> **What the exercise asks**
Every line that includes the word "color" is to be listed.

(Excerpts from a figure dataset)

◇ ◇ ◇ ◇ ◇ ◇ ◇

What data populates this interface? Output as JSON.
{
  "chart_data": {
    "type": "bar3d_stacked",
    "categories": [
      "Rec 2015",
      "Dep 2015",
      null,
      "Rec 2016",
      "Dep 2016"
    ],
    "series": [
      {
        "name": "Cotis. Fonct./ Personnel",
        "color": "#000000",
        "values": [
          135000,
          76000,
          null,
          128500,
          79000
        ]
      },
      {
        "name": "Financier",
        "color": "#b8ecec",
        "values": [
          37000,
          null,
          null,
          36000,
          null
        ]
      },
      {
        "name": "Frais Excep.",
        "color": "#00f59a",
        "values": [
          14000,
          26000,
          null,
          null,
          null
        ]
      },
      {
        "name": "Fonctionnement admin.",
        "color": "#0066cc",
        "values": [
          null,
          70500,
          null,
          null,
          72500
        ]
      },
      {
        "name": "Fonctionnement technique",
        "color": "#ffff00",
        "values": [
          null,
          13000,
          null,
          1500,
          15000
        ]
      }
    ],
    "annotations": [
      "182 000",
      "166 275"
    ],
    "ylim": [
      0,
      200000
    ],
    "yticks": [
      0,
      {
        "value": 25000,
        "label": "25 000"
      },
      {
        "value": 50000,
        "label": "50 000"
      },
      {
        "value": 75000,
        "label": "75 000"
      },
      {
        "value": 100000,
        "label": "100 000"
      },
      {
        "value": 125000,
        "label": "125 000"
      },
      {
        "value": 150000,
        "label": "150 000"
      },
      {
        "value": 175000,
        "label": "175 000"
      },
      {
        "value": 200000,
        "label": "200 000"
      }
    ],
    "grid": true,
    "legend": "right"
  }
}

◇ ◇ ◇ ◇ ◇ ◇ ◇

> **Response**
        "color": "#000000",
        "color": "#b8ecec",
        "color": "#00f59a",
        "color": "#0066cc",
        "color": "#ffff00",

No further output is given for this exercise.